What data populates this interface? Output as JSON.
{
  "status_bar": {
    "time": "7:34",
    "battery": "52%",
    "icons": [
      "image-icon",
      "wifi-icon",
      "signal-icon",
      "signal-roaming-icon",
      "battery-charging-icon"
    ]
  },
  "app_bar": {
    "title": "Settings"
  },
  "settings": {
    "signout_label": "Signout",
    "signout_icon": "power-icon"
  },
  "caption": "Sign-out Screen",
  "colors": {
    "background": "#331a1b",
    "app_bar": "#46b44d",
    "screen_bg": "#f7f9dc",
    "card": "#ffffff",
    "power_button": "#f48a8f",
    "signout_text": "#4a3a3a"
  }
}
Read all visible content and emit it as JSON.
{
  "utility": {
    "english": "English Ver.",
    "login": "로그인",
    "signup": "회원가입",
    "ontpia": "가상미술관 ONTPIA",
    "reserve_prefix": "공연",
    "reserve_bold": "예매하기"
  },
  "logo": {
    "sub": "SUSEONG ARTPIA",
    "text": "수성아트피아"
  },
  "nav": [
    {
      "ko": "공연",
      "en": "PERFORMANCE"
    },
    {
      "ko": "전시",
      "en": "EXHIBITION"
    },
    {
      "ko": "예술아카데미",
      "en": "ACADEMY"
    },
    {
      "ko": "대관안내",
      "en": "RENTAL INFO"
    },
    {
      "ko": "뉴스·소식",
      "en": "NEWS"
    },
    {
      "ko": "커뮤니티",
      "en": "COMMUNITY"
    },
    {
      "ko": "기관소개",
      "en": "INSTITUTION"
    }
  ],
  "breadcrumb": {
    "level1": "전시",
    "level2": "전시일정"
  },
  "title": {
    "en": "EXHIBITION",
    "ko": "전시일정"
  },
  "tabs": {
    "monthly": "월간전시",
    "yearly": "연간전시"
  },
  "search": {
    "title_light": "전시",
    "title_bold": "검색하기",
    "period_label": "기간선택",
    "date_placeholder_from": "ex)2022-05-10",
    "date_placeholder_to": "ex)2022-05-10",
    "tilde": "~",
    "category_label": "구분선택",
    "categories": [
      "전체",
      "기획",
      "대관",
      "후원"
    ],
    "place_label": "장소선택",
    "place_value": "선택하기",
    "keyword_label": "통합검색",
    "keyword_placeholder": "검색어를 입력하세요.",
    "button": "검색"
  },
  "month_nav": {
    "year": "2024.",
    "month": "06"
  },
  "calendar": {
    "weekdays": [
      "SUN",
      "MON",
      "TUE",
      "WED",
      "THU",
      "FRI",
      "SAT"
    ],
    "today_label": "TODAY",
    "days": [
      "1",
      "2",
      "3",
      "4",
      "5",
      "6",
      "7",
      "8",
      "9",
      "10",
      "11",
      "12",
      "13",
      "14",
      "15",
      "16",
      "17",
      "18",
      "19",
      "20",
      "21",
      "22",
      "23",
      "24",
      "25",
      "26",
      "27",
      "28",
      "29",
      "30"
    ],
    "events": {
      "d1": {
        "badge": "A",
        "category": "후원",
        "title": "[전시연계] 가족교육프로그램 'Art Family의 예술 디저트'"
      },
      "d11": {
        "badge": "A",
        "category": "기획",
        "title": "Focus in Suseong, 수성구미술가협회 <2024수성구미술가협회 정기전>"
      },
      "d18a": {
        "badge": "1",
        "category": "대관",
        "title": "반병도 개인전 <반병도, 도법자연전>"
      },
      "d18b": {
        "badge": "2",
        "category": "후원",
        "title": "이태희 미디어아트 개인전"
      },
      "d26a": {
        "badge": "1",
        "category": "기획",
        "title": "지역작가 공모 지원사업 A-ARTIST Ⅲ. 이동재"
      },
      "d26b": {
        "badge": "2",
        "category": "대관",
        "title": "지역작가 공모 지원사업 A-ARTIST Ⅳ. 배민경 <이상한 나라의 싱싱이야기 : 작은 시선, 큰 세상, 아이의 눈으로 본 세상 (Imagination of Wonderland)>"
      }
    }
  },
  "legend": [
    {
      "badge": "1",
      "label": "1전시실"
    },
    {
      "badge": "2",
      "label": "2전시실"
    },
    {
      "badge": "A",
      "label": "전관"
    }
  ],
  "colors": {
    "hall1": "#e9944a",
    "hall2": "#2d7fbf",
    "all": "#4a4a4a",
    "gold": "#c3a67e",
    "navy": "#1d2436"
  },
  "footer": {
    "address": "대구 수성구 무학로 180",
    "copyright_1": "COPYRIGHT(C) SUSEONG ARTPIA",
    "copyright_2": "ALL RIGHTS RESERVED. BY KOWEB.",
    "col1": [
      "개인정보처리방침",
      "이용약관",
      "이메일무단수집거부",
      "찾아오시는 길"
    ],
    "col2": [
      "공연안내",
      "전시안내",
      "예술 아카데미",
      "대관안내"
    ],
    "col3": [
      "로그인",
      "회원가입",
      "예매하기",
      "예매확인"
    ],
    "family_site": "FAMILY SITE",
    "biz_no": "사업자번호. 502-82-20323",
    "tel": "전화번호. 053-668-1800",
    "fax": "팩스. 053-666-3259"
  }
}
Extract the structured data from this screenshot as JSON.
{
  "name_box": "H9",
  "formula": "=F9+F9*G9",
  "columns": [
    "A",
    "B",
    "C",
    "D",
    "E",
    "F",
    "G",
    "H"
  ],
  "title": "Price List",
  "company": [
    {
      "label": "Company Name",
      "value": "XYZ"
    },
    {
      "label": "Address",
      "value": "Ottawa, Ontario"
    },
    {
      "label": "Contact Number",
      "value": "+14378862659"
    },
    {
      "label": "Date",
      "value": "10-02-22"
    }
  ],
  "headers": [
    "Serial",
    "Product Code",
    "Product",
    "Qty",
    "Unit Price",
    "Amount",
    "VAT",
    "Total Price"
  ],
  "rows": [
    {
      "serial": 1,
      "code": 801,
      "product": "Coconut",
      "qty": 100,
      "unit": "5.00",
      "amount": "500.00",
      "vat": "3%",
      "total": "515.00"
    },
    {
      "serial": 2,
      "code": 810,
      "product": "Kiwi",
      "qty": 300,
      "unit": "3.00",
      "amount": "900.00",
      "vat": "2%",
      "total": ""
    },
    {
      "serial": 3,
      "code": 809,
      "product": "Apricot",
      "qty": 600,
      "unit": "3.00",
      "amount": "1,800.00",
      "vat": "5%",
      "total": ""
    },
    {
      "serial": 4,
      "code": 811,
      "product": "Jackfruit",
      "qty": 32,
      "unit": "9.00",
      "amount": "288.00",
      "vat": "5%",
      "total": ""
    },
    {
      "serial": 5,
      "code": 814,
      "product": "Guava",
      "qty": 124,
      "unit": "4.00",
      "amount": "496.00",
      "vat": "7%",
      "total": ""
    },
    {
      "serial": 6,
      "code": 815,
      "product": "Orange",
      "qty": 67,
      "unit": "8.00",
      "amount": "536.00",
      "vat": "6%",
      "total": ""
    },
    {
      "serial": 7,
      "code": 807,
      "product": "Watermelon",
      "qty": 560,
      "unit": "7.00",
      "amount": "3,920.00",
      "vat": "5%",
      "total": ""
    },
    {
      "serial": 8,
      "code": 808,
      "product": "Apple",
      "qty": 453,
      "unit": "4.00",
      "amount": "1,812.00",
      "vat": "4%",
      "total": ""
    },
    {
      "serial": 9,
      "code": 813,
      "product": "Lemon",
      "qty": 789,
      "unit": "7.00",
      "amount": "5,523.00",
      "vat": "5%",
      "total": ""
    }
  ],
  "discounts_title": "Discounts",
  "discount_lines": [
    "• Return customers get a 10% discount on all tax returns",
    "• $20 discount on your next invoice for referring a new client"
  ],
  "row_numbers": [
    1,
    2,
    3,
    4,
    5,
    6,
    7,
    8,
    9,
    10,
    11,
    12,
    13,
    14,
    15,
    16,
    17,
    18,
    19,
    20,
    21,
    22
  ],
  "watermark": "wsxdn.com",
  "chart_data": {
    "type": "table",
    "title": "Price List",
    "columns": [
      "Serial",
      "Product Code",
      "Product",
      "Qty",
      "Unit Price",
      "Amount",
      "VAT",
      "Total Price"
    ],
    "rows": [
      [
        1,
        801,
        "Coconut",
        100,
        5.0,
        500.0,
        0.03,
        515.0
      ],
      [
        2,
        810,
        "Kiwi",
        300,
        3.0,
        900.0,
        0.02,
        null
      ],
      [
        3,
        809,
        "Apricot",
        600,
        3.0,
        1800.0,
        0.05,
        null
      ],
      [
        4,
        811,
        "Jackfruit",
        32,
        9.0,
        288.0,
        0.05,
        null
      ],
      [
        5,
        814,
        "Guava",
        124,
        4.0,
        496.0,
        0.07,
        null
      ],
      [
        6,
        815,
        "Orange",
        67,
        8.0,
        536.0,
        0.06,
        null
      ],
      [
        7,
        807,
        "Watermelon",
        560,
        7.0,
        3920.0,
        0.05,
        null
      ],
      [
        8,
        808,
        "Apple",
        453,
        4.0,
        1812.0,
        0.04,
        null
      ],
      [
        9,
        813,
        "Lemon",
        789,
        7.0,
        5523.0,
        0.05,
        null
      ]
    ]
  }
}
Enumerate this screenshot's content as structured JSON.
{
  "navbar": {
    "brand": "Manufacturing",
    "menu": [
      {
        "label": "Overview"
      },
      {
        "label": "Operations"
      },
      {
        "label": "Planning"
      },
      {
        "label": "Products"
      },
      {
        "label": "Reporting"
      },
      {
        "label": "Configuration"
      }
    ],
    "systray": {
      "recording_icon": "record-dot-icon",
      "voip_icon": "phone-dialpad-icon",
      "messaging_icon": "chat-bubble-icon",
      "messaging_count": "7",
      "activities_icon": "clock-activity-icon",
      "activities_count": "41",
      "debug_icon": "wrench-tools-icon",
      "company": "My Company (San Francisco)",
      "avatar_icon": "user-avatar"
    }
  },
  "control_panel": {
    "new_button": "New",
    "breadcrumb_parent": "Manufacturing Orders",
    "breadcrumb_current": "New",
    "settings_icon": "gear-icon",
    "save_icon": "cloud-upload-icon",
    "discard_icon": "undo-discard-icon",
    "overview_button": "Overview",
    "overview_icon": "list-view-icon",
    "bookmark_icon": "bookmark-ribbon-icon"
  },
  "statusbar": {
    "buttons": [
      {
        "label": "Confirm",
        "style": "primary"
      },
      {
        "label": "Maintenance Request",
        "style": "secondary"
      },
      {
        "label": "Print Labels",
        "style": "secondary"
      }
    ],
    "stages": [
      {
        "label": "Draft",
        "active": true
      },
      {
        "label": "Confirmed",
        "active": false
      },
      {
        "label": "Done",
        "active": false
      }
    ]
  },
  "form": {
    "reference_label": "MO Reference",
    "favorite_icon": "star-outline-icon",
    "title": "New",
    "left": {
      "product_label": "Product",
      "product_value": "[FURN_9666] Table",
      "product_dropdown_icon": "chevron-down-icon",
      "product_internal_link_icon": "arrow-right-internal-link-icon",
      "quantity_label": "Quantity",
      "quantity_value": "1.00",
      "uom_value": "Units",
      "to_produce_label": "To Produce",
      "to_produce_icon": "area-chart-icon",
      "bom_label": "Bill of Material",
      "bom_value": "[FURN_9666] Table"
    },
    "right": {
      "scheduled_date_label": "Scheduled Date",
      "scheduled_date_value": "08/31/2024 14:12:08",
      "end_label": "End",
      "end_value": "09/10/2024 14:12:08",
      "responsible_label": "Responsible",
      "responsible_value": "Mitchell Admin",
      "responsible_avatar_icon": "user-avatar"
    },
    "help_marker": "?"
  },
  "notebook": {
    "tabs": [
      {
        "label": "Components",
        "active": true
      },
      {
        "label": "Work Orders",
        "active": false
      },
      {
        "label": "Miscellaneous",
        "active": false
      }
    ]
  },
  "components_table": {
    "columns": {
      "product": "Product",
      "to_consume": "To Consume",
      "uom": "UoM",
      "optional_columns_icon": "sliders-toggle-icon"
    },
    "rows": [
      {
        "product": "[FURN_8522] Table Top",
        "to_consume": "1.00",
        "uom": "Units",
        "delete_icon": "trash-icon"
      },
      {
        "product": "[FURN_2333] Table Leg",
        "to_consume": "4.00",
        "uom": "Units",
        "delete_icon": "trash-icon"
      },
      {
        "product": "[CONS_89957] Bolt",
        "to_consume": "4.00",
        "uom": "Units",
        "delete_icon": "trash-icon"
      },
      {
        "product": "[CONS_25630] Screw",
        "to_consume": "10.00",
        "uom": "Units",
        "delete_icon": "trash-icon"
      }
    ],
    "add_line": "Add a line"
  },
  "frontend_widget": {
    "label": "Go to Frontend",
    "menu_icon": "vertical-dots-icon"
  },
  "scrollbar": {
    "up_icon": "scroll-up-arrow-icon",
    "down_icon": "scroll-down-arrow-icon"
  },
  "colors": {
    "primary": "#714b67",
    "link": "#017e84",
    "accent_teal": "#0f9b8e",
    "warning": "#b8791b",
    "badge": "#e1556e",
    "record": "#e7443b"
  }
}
=======
> **BRIEF**
From the entries above, copy every line containing the word "arrow".

> **RESULT OF THE TASK**
      "product_internal_link_icon": "arrow-right-internal-link-icon",
    "up_icon": "scroll-up-arrow-icon",
    "down_icon": "scroll-down-arrow-icon"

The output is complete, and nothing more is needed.